#### STATED EXERCISE:
Give back the full listing verbatim, apart from its images.
--- START OF STORED RECORDS ---
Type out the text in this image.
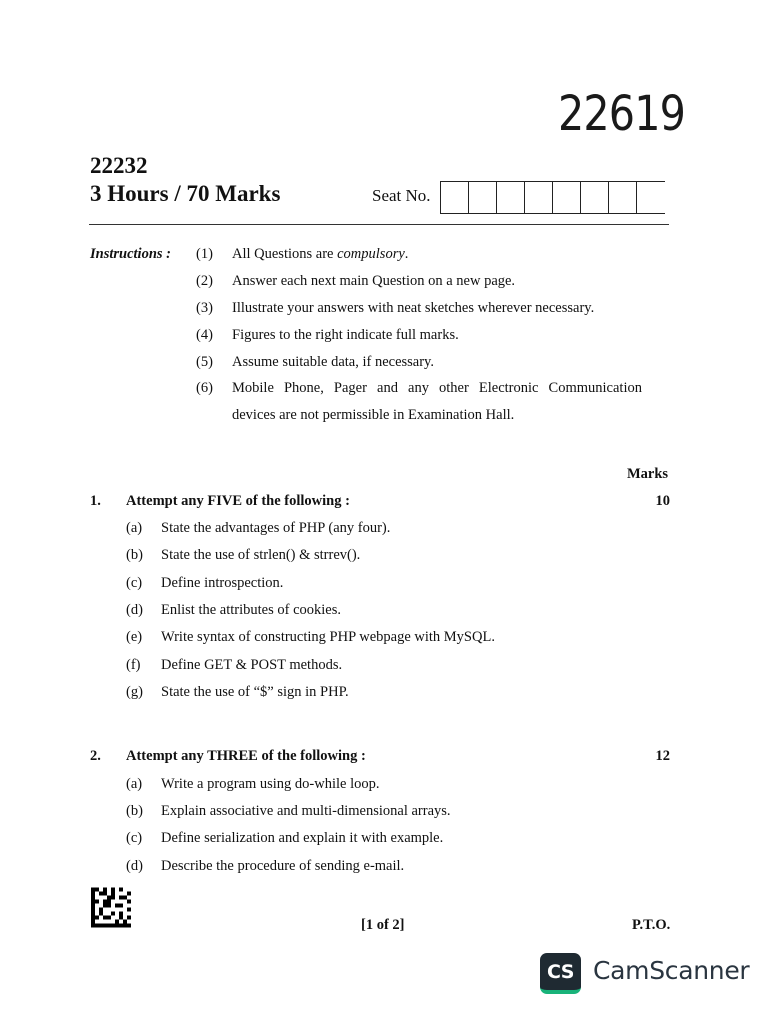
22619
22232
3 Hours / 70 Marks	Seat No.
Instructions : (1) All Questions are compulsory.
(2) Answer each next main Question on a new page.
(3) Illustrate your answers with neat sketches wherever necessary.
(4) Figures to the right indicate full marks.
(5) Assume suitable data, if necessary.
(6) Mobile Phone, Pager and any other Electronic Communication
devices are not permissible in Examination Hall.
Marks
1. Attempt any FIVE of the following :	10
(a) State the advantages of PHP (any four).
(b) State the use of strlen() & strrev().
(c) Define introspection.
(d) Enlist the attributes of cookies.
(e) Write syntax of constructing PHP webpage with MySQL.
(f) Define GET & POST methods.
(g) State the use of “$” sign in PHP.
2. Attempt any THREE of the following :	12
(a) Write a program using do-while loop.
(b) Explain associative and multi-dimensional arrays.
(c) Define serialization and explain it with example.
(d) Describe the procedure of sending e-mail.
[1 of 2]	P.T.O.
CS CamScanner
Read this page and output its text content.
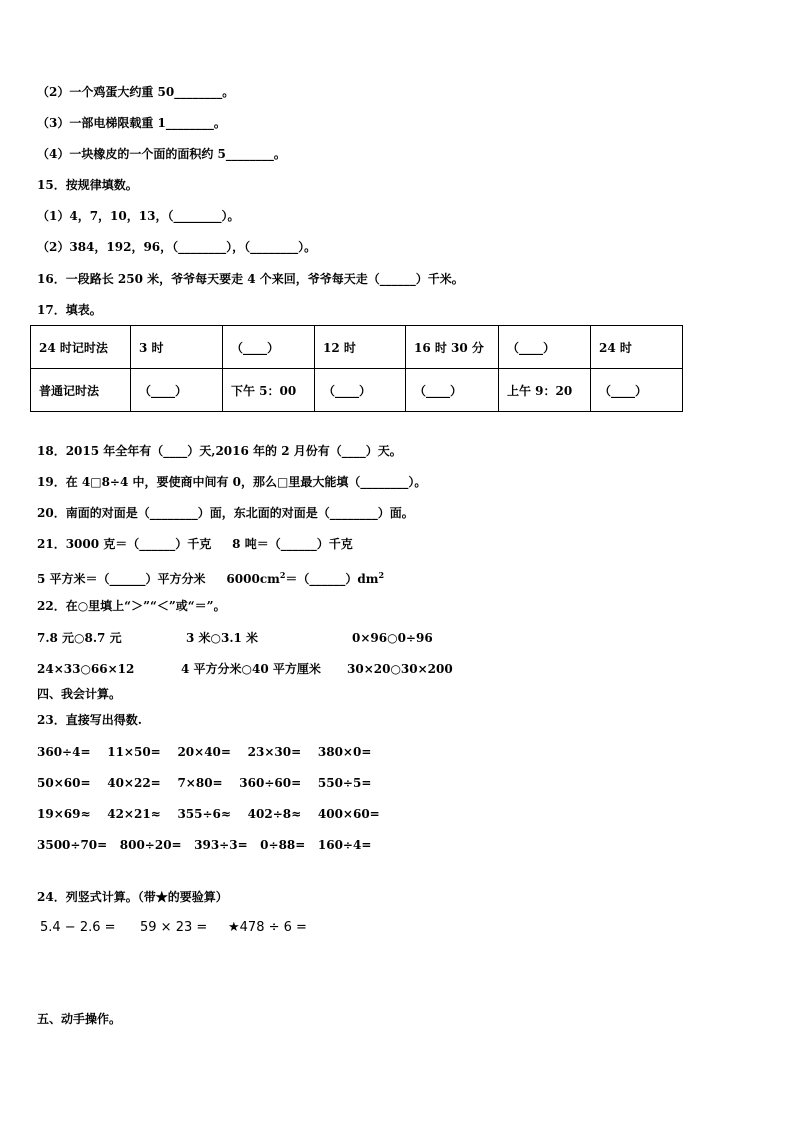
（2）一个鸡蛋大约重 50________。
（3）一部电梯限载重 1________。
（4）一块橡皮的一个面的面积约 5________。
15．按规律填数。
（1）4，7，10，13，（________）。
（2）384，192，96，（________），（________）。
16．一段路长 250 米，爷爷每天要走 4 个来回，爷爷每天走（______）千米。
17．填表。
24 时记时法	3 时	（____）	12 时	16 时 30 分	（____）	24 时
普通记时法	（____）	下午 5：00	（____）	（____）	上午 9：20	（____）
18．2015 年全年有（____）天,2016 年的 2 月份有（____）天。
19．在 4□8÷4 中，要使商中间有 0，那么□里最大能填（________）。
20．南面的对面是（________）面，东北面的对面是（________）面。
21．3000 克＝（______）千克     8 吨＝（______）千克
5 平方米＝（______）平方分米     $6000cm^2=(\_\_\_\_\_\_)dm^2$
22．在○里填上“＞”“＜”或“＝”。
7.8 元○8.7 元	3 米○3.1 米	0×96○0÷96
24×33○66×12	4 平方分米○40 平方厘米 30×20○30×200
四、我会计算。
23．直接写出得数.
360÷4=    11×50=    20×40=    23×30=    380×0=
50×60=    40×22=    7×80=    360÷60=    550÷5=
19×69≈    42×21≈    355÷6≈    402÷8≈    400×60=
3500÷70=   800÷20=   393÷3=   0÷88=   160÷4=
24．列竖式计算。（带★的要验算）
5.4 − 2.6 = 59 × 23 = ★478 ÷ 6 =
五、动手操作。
--- END OF STORED RECORDS ---
#### REPLY TO THE TASK:
Type out the text in this image.
22619
22232
3 Hours / 70 Marks	Seat No.
Instructions : (1) All Questions are compulsory.
(2) Answer each next main Question on a new page.
(3) Illustrate your answers with neat sketches wherever necessary.
(4) Figures to the right indicate full marks.
(5) Assume suitable data, if necessary.
(6) Mobile Phone, Pager and any other Electronic Communication
devices are not permissible in Examination Hall.
Marks
1. Attempt any FIVE of the following :	10
(a) State the advantages of PHP (any four).
(b) State the use of strlen() & strrev().
(c) Define introspection.
(d) Enlist the attributes of cookies.
(e) Write syntax of constructing PHP webpage with MySQL.
(f) Define GET & POST methods.
(g) State the use of “$” sign in PHP.
2. Attempt any THREE of the following :	12
(a) Write a program using do-while loop.
(b) Explain associative and multi-dimensional arrays.
(c) Define serialization and explain it with example.
(d) Describe the procedure of sending e-mail.
[1 of 2]	P.T.O.
CS CamScanner
Read this page and output its text content.
（2）一个鸡蛋大约重 50________。
（3）一部电梯限载重 1________。
（4）一块橡皮的一个面的面积约 5________。
15．按规律填数。
（1）4，7，10，13，（________）。
（2）384，192，96，（________），（________）。
16．一段路长 250 米，爷爷每天要走 4 个来回，爷爷每天走（______）千米。
17．填表。
24 时记时法	3 时	（____）	12 时	16 时 30 分	（____）	24 时
普通记时法	（____）	下午 5：00	（____）	（____）	上午 9：20	（____）
18．2015 年全年有（____）天,2016 年的 2 月份有（____）天。
19．在 4□8÷4 中，要使商中间有 0，那么□里最大能填（________）。
20．南面的对面是（________）面，东北面的对面是（________）面。
21．3000 克＝（______）千克     8 吨＝（______）千克
5 平方米＝（______）平方分米     $6000cm^2=(\_\_\_\_\_\_)dm^2$
22．在○里填上“＞”“＜”或“＝”。
7.8 元○8.7 元	3 米○3.1 米	0×96○0÷96
24×33○66×12	4 平方分米○40 平方厘米 30×20○30×200
四、我会计算。
23．直接写出得数.
360÷4=    11×50=    20×40=    23×30=    380×0=
50×60=    40×22=    7×80=    360÷60=    550÷5=
19×69≈    42×21≈    355÷6≈    402÷8≈    400×60=
3500÷70=   800÷20=   393÷3=   0÷88=   160÷4=
24．列竖式计算。（带★的要验算）
5.4 − 2.6 = 59 × 23 = ★478 ÷ 6 =
五、动手操作。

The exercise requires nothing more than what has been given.